## WRITTEN REQUEST
Lines containing the word "covid" should be extracted in full.

## THE DATA

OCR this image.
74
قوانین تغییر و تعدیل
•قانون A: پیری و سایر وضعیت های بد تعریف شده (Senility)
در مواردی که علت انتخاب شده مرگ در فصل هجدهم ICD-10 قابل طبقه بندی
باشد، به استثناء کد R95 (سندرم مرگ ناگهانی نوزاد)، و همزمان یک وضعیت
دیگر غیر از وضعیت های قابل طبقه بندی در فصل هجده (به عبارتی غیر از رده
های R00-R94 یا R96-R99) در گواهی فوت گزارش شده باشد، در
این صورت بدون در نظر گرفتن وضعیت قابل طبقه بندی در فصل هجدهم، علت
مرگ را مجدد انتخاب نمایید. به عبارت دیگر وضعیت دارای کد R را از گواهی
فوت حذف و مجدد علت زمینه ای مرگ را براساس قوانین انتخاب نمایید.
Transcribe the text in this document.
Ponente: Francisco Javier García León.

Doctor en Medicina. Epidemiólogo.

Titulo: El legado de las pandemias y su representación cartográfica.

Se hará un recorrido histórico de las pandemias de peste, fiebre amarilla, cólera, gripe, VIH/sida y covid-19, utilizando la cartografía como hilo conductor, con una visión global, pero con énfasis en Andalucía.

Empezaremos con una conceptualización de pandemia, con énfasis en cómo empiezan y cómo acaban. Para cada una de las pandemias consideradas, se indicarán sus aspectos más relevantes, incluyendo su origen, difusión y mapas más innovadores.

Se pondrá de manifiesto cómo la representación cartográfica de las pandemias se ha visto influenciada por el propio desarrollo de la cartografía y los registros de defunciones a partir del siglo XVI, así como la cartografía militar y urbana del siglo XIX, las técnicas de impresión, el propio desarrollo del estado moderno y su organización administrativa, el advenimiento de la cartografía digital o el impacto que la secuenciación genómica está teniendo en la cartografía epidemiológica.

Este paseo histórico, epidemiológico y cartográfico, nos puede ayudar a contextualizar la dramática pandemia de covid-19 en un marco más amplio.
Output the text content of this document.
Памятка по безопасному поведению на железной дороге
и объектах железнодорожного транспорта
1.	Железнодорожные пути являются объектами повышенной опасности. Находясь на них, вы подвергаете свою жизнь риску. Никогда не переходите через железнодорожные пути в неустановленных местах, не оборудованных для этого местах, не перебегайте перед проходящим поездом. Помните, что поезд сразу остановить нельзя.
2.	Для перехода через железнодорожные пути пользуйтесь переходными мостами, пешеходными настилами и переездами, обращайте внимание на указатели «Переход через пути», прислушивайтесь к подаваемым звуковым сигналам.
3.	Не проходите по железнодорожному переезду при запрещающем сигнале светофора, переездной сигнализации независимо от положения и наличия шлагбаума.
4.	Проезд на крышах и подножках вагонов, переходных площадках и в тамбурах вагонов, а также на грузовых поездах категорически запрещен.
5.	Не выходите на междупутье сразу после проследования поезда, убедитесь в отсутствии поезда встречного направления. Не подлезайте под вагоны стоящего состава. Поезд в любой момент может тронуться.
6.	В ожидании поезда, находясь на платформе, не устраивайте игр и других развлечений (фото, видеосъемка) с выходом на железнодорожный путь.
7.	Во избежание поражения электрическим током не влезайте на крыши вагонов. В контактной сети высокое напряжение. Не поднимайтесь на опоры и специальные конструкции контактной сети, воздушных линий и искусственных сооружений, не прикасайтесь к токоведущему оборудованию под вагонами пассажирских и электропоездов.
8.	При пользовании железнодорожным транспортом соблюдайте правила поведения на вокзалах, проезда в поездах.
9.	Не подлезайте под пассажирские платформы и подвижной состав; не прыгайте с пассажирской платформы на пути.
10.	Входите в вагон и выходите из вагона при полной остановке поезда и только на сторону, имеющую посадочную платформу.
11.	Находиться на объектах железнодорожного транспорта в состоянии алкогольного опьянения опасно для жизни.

## COMPLETED EXERCISE
Se hará un recorrido histórico de las pandemias de peste, fiebre amarilla, cólera, gripe, VIH/sida y covid-19, utilizando la cartografía como hilo conductor, con una visión global, pero con énfasis en Andalucía.
Este paseo histórico, epidemiológico y cartográfico, nos puede ayudar a contextualizar la dramática pandemia de covid-19 en un marco más amplio.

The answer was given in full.